▶ **Task goal**
Write out the records again, exactly, leaving none out.

(Source data)

(begin)

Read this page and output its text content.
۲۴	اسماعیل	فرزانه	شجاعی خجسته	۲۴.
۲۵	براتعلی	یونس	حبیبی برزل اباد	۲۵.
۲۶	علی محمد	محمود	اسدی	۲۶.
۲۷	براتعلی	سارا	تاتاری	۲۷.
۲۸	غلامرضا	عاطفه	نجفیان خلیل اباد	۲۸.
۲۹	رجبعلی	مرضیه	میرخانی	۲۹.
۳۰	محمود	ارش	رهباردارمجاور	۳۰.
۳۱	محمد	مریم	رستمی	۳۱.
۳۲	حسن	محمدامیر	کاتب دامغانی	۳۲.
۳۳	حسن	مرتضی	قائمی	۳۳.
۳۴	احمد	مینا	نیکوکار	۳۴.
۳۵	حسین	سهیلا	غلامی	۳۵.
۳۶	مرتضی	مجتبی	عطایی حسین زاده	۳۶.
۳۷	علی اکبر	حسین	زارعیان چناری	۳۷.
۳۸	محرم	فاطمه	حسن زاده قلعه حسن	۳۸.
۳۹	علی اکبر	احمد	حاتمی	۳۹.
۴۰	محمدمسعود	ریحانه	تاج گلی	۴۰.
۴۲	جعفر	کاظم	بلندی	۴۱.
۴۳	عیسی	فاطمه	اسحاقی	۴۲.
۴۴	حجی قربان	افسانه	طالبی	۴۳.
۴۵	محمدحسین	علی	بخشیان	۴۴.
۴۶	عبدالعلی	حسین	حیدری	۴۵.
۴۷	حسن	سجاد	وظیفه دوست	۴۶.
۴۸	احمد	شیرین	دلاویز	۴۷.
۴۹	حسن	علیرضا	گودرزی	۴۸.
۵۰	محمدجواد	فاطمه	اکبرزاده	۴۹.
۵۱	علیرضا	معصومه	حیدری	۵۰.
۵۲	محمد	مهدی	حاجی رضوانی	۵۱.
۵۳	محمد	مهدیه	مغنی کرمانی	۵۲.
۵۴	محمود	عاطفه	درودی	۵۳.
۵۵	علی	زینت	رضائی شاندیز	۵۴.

(end)

▶ **Solution for this exercise**
Read this page and output its text content.
۲۴	اسماعیل	فرزانه	شجاعی خجسته	۲۴.
۲۵	براتعلی	یونس	حبیبی برزل اباد	۲۵.
۲۶	علی محمد	محمود	اسدی	۲۶.
۲۷	براتعلی	سارا	تاتاری	۲۷.
۲۸	غلامرضا	عاطفه	نجفیان خلیل اباد	۲۸.
۲۹	رجبعلی	مرضیه	میرخانی	۲۹.
۳۰	محمود	ارش	رهباردارمجاور	۳۰.
۳۱	محمد	مریم	رستمی	۳۱.
۳۲	حسن	محمدامیر	کاتب دامغانی	۳۲.
۳۳	حسن	مرتضی	قائمی	۳۳.
۳۴	احمد	مینا	نیکوکار	۳۴.
۳۵	حسین	سهیلا	غلامی	۳۵.
۳۶	مرتضی	مجتبی	عطایی حسین زاده	۳۶.
۳۷	علی اکبر	حسین	زارعیان چناری	۳۷.
۳۸	محرم	فاطمه	حسن زاده قلعه حسن	۳۸.
۳۹	علی اکبر	احمد	حاتمی	۳۹.
۴۰	محمدمسعود	ریحانه	تاج گلی	۴۰.
۴۲	جعفر	کاظم	بلندی	۴۱.
۴۳	عیسی	فاطمه	اسحاقی	۴۲.
۴۴	حجی قربان	افسانه	طالبی	۴۳.
۴۵	محمدحسین	علی	بخشیان	۴۴.
۴۶	عبدالعلی	حسین	حیدری	۴۵.
۴۷	حسن	سجاد	وظیفه دوست	۴۶.
۴۸	احمد	شیرین	دلاویز	۴۷.
۴۹	حسن	علیرضا	گودرزی	۴۸.
۵۰	محمدجواد	فاطمه	اکبرزاده	۴۹.
۵۱	علیرضا	معصومه	حیدری	۵۰.
۵۲	محمد	مهدی	حاجی رضوانی	۵۱.
۵۳	محمد	مهدیه	مغنی کرمانی	۵۲.
۵۴	محمود	عاطفه	درودی	۵۳.
۵۵	علی	زینت	رضائی شاندیز	۵۴.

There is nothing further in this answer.